**Work instructions**
Reproduce all records verbatim.
____
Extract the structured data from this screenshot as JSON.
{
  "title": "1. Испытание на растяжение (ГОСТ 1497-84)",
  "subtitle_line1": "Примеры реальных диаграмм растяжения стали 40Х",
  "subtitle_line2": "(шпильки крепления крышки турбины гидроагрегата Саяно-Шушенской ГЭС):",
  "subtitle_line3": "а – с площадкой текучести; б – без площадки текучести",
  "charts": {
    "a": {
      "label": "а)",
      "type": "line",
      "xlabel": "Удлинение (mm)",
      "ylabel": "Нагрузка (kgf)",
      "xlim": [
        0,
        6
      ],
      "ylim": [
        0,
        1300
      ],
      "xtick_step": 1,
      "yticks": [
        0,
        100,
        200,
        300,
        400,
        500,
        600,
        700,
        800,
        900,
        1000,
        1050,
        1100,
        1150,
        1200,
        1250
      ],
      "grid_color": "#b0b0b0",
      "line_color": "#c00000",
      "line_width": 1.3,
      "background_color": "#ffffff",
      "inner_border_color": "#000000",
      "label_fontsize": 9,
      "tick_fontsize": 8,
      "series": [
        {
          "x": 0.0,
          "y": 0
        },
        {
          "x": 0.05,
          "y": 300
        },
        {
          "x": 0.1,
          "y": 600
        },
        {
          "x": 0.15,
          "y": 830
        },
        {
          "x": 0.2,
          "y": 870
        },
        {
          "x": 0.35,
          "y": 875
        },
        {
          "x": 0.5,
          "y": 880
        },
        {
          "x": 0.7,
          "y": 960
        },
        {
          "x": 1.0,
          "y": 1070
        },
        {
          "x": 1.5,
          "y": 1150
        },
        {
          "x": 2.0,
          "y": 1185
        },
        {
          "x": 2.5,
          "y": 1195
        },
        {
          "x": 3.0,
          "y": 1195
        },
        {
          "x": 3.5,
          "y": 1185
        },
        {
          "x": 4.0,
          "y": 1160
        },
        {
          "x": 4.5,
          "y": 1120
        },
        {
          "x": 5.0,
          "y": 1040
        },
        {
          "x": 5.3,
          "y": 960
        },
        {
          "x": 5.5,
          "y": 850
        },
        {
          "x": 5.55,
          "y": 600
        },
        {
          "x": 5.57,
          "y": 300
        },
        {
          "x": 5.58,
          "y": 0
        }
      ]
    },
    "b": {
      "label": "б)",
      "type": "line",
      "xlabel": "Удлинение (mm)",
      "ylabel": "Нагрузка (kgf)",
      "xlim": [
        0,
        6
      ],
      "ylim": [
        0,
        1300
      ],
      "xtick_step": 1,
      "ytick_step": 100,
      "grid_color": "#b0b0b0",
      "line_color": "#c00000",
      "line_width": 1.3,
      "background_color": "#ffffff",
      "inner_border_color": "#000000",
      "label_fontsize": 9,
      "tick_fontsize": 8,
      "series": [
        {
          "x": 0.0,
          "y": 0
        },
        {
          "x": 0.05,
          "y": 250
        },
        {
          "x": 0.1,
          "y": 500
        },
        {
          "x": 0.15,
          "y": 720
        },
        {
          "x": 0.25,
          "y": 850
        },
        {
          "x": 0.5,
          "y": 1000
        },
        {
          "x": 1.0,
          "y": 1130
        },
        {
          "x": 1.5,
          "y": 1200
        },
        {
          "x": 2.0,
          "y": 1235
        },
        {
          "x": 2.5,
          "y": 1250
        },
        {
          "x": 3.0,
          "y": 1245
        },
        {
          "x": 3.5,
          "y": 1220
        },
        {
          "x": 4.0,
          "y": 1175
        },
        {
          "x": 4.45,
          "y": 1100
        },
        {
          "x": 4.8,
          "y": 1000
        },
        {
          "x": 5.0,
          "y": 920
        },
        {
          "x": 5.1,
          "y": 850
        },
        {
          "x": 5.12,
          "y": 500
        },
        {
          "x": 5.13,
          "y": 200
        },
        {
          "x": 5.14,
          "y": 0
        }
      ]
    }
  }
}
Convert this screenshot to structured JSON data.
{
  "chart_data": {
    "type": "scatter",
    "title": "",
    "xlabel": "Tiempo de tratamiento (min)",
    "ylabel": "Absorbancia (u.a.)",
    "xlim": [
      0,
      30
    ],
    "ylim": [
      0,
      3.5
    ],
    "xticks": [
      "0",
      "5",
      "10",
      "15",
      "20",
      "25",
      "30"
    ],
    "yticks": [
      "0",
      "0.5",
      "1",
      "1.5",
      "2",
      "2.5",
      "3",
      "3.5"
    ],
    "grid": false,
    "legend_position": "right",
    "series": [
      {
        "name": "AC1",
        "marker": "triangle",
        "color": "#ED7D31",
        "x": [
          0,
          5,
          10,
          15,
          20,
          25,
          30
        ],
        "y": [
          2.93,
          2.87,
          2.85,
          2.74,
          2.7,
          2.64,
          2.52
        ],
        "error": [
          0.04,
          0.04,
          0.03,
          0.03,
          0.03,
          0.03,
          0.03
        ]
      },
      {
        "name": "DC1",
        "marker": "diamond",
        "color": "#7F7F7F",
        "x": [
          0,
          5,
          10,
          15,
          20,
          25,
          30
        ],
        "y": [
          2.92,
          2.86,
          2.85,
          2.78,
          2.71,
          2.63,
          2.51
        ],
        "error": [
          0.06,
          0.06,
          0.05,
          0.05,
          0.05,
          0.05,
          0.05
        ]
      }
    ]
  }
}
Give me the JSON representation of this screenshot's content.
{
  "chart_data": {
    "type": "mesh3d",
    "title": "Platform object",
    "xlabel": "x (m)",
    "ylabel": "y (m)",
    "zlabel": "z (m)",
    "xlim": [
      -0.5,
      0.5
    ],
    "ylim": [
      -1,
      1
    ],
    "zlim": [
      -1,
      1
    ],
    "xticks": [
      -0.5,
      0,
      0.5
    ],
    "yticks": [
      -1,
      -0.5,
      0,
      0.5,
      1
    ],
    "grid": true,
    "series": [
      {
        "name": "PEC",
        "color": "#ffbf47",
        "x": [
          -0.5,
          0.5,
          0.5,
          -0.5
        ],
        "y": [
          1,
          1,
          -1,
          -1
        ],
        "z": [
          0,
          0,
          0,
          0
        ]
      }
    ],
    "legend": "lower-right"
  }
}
____
**Solution to this exercise**
Extract the structured data from this screenshot as JSON.
{
  "title": "1. Испытание на растяжение (ГОСТ 1497-84)",
  "subtitle_line1": "Примеры реальных диаграмм растяжения стали 40Х",
  "subtitle_line2": "(шпильки крепления крышки турбины гидроагрегата Саяно-Шушенской ГЭС):",
  "subtitle_line3": "а – с площадкой текучести; б – без площадки текучести",
  "charts": {
    "a": {
      "label": "а)",
      "type": "line",
      "xlabel": "Удлинение (mm)",
      "ylabel": "Нагрузка (kgf)",
      "xlim": [
        0,
        6
      ],
      "ylim": [
        0,
        1300
      ],
      "xtick_step": 1,
      "yticks": [
        0,
        100,
        200,
        300,
        400,
        500,
        600,
        700,
        800,
        900,
        1000,
        1050,
        1100,
        1150,
        1200,
        1250
      ],
      "grid_color": "#b0b0b0",
      "line_color": "#c00000",
      "line_width": 1.3,
      "background_color": "#ffffff",
      "inner_border_color": "#000000",
      "label_fontsize": 9,
      "tick_fontsize": 8,
      "series": [
        {
          "x": 0.0,
          "y": 0
        },
        {
          "x": 0.05,
          "y": 300
        },
        {
          "x": 0.1,
          "y": 600
        },
        {
          "x": 0.15,
          "y": 830
        },
        {
          "x": 0.2,
          "y": 870
        },
        {
          "x": 0.35,
          "y": 875
        },
        {
          "x": 0.5,
          "y": 880
        },
        {
          "x": 0.7,
          "y": 960
        },
        {
          "x": 1.0,
          "y": 1070
        },
        {
          "x": 1.5,
          "y": 1150
        },
        {
          "x": 2.0,
          "y": 1185
        },
        {
          "x": 2.5,
          "y": 1195
        },
        {
          "x": 3.0,
          "y": 1195
        },
        {
          "x": 3.5,
          "y": 1185
        },
        {
          "x": 4.0,
          "y": 1160
        },
        {
          "x": 4.5,
          "y": 1120
        },
        {
          "x": 5.0,
          "y": 1040
        },
        {
          "x": 5.3,
          "y": 960
        },
        {
          "x": 5.5,
          "y": 850
        },
        {
          "x": 5.55,
          "y": 600
        },
        {
          "x": 5.57,
          "y": 300
        },
        {
          "x": 5.58,
          "y": 0
        }
      ]
    },
    "b": {
      "label": "б)",
      "type": "line",
      "xlabel": "Удлинение (mm)",
      "ylabel": "Нагрузка (kgf)",
      "xlim": [
        0,
        6
      ],
      "ylim": [
        0,
        1300
      ],
      "xtick_step": 1,
      "ytick_step": 100,
      "grid_color": "#b0b0b0",
      "line_color": "#c00000",
      "line_width": 1.3,
      "background_color": "#ffffff",
      "inner_border_color": "#000000",
      "label_fontsize": 9,
      "tick_fontsize": 8,
      "series": [
        {
          "x": 0.0,
          "y": 0
        },
        {
          "x": 0.05,
          "y": 250
        },
        {
          "x": 0.1,
          "y": 500
        },
        {
          "x": 0.15,
          "y": 720
        },
        {
          "x": 0.25,
          "y": 850
        },
        {
          "x": 0.5,
          "y": 1000
        },
        {
          "x": 1.0,
          "y": 1130
        },
        {
          "x": 1.5,
          "y": 1200
        },
        {
          "x": 2.0,
          "y": 1235
        },
        {
          "x": 2.5,
          "y": 1250
        },
        {
          "x": 3.0,
          "y": 1245
        },
        {
          "x": 3.5,
          "y": 1220
        },
        {
          "x": 4.0,
          "y": 1175
        },
        {
          "x": 4.45,
          "y": 1100
        },
        {
          "x": 4.8,
          "y": 1000
        },
        {
          "x": 5.0,
          "y": 920
        },
        {
          "x": 5.1,
          "y": 850
        },
        {
          "x": 5.12,
          "y": 500
        },
        {
          "x": 5.13,
          "y": 200
        },
        {
          "x": 5.14,
          "y": 0
        }
      ]
    }
  }
}
Convert this screenshot to structured JSON data.
{
  "chart_data": {
    "type": "scatter",
    "title": "",
    "xlabel": "Tiempo de tratamiento (min)",
    "ylabel": "Absorbancia (u.a.)",
    "xlim": [
      0,
      30
    ],
    "ylim": [
      0,
      3.5
    ],
    "xticks": [
      "0",
      "5",
      "10",
      "15",
      "20",
      "25",
      "30"
    ],
    "yticks": [
      "0",
      "0.5",
      "1",
      "1.5",
      "2",
      "2.5",
      "3",
      "3.5"
    ],
    "grid": false,
    "legend_position": "right",
    "series": [
      {
        "name": "AC1",
        "marker": "triangle",
        "color": "#ED7D31",
        "x": [
          0,
          5,
          10,
          15,
          20,
          25,
          30
        ],
        "y": [
          2.93,
          2.87,
          2.85,
          2.74,
          2.7,
          2.64,
          2.52
        ],
        "error": [
          0.04,
          0.04,
          0.03,
          0.03,
          0.03,
          0.03,
          0.03
        ]
      },
      {
        "name": "DC1",
        "marker": "diamond",
        "color": "#7F7F7F",
        "x": [
          0,
          5,
          10,
          15,
          20,
          25,
          30
        ],
        "y": [
          2.92,
          2.86,
          2.85,
          2.78,
          2.71,
          2.63,
          2.51
        ],
        "error": [
          0.06,
          0.06,
          0.05,
          0.05,
          0.05,
          0.05,
          0.05
        ]
      }
    ]
  }
}
Give me the JSON representation of this screenshot's content.
{
  "chart_data": {
    "type": "mesh3d",
    "title": "Platform object",
    "xlabel": "x (m)",
    "ylabel": "y (m)",
    "zlabel": "z (m)",
    "xlim": [
      -0.5,
      0.5
    ],
    "ylim": [
      -1,
      1
    ],
    "zlim": [
      -1,
      1
    ],
    "xticks": [
      -0.5,
      0,
      0.5
    ],
    "yticks": [
      -1,
      -0.5,
      0,
      0.5,
      1
    ],
    "grid": true,
    "series": [
      {
        "name": "PEC",
        "color": "#ffbf47",
        "x": [
          -0.5,
          0.5,
          0.5,
          -0.5
        ],
        "y": [
          1,
          1,
          -1,
          -1
        ],
        "z": [
          0,
          0,
          0,
          0
        ]
      }
    ],
    "legend": "lower-right"
  }
}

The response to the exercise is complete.